#### DATA LINES

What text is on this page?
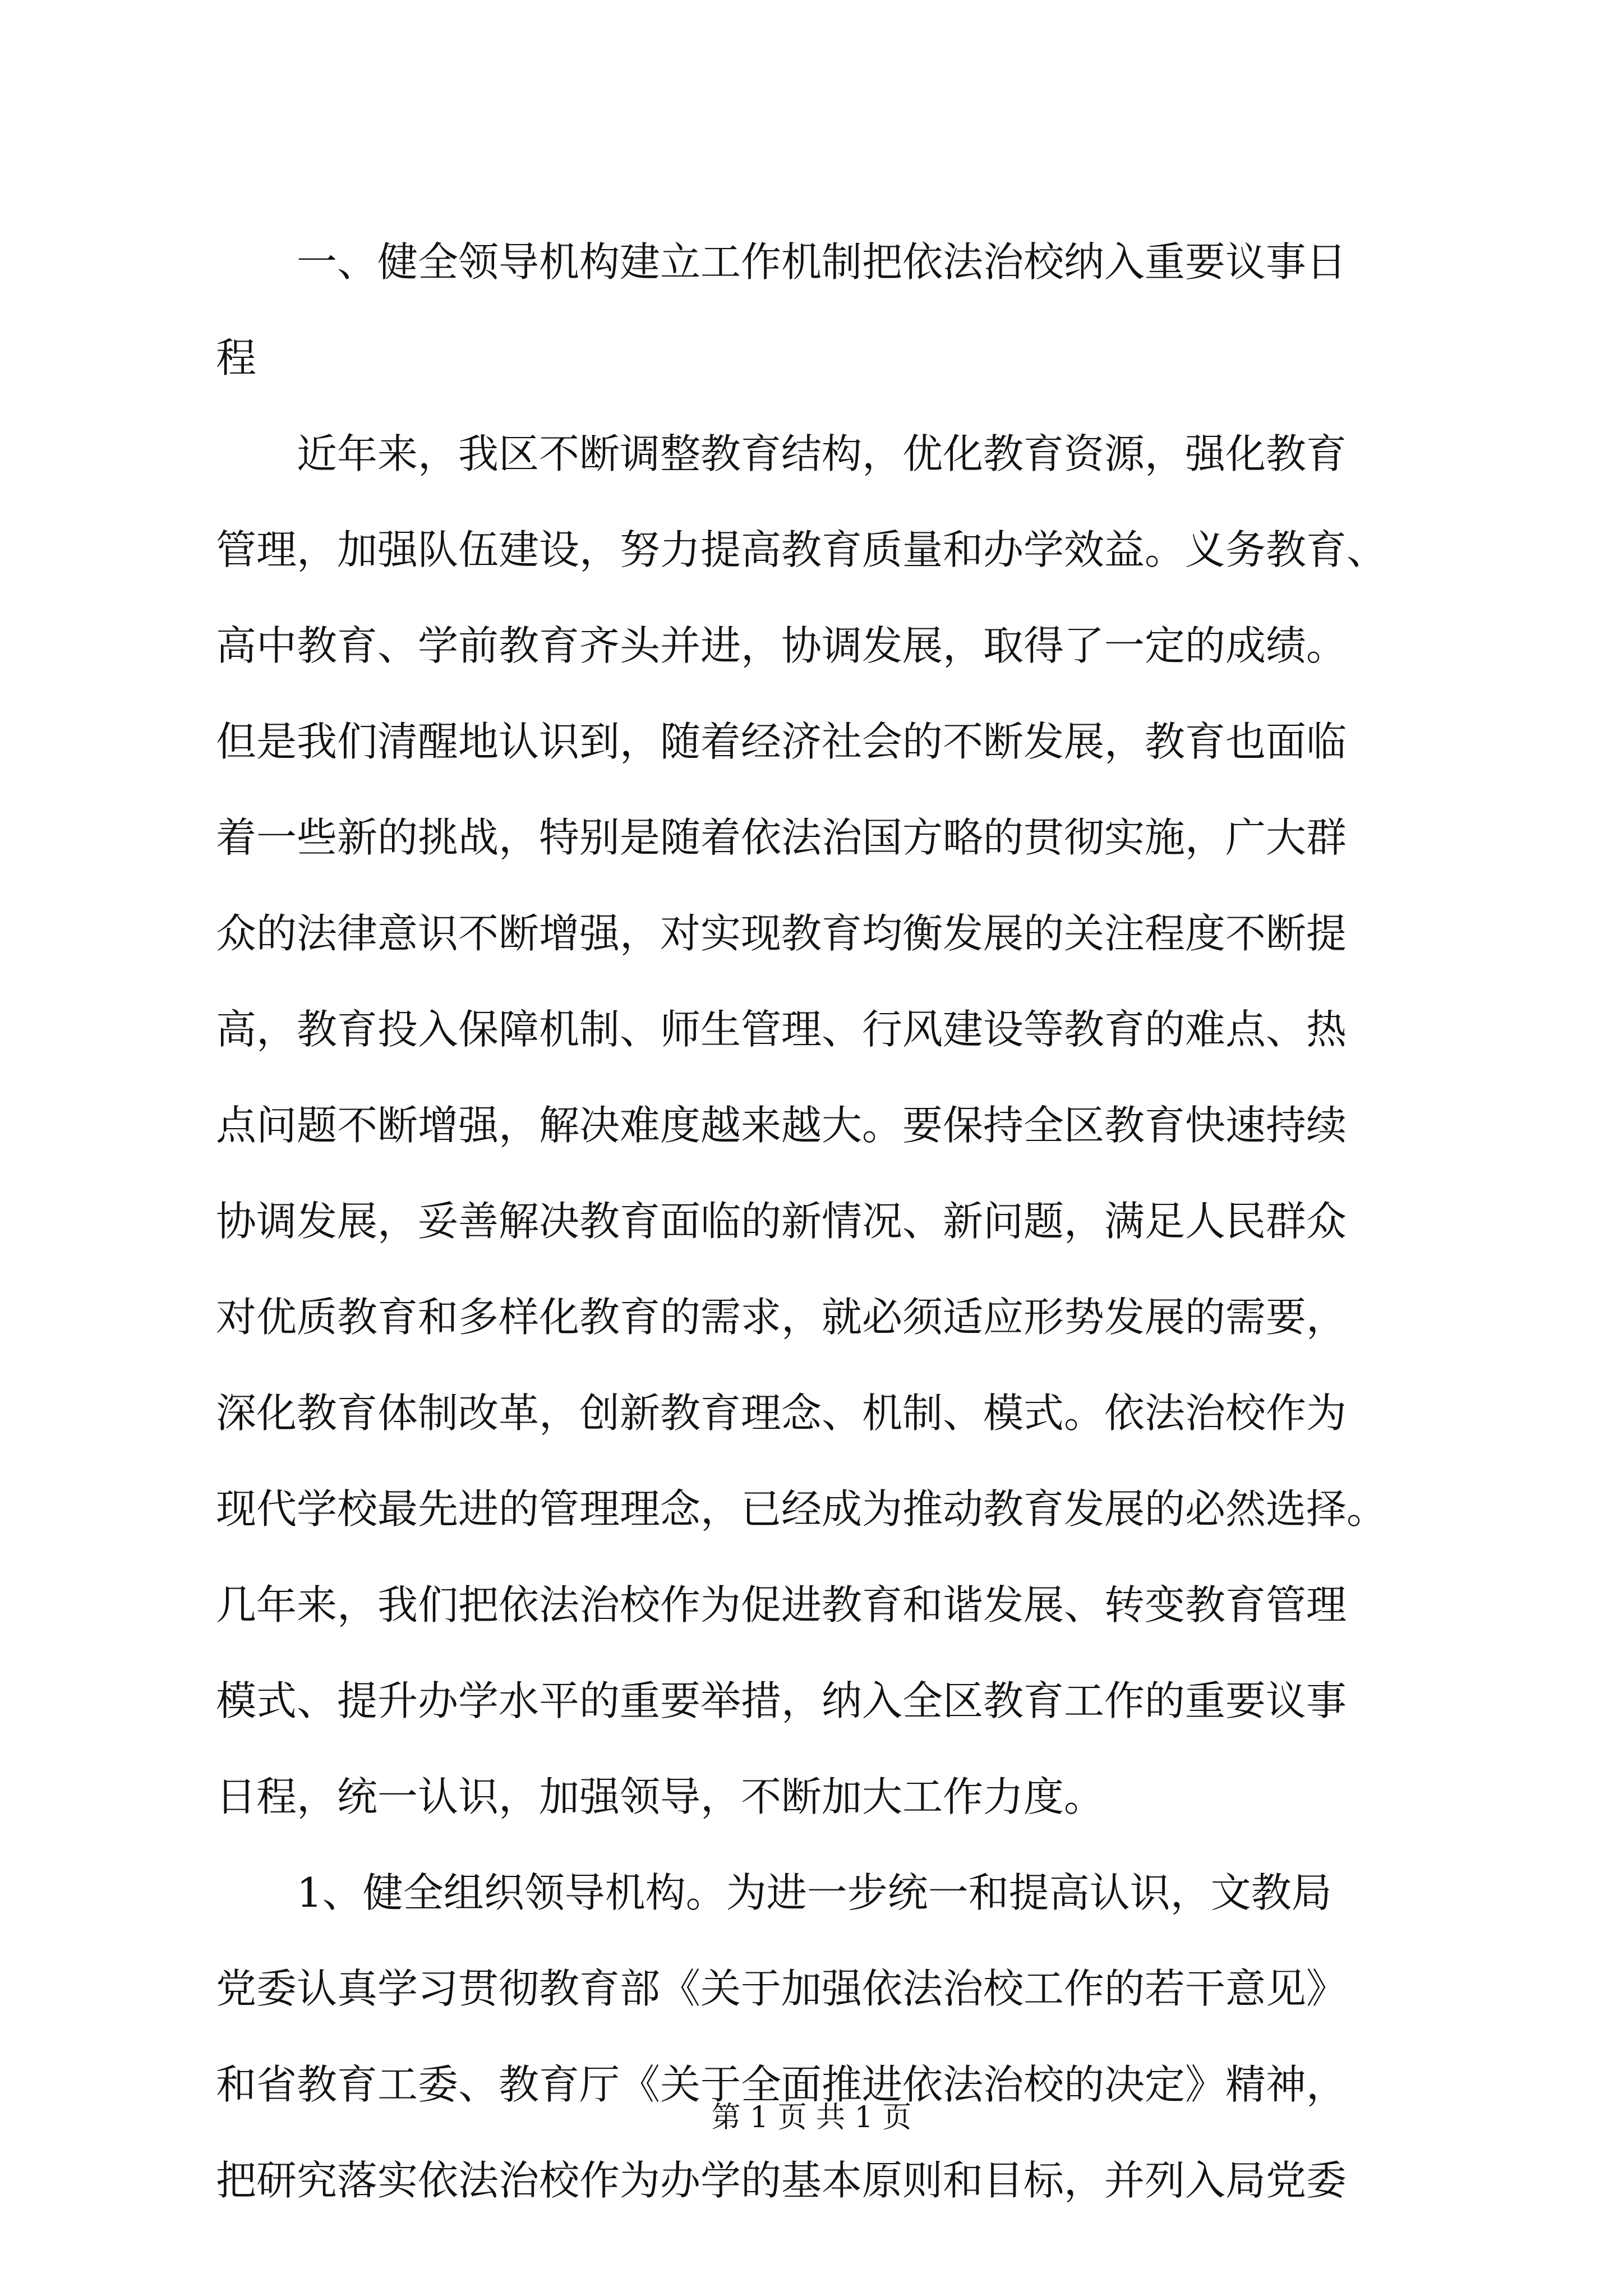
一、健全领导机构建立工作机制把依法治校纳入重要议事日
程
近年来，我区不断调整教育结构，优化教育资源，强化教育
管理，加强队伍建设，努力提高教育质量和办学效益。义务教育、
高中教育、学前教育齐头并进，协调发展，取得了一定的成绩。
但是我们清醒地认识到，随着经济社会的不断发展，教育也面临
着一些新的挑战，特别是随着依法治国方略的贯彻实施，广大群
众的法律意识不断增强，对实现教育均衡发展的关注程度不断提
高，教育投入保障机制、师生管理、行风建设等教育的难点、热
点问题不断增强，解决难度越来越大。要保持全区教育快速持续
协调发展，妥善解决教育面临的新情况、新问题，满足人民群众
对优质教育和多样化教育的需求，就必须适应形势发展的需要，
深化教育体制改革，创新教育理念、机制、模式。依法治校作为
现代学校最先进的管理理念，已经成为推动教育发展的必然选择。
几年来，我们把依法治校作为促进教育和谐发展、转变教育管理
模式、提升办学水平的重要举措，纳入全区教育工作的重要议事
日程，统一认识，加强领导，不断加大工作力度。
1、健全组织领导机构。为进一步统一和提高认识，文教局
党委认真学习贯彻教育部《关于加强依法治校工作的若干意见》
和省教育工委、教育厅《关于全面推进依法治校的决定》精神，
把研究落实依法治校作为办学的基本原则和目标，并列入局党委
第 1 页 共 1 页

########

**WORK REQUIRED**
On how many lines does the word "协调发展" appear? Answer with only the number.

**OUTPUT FOR THIS TASK**
2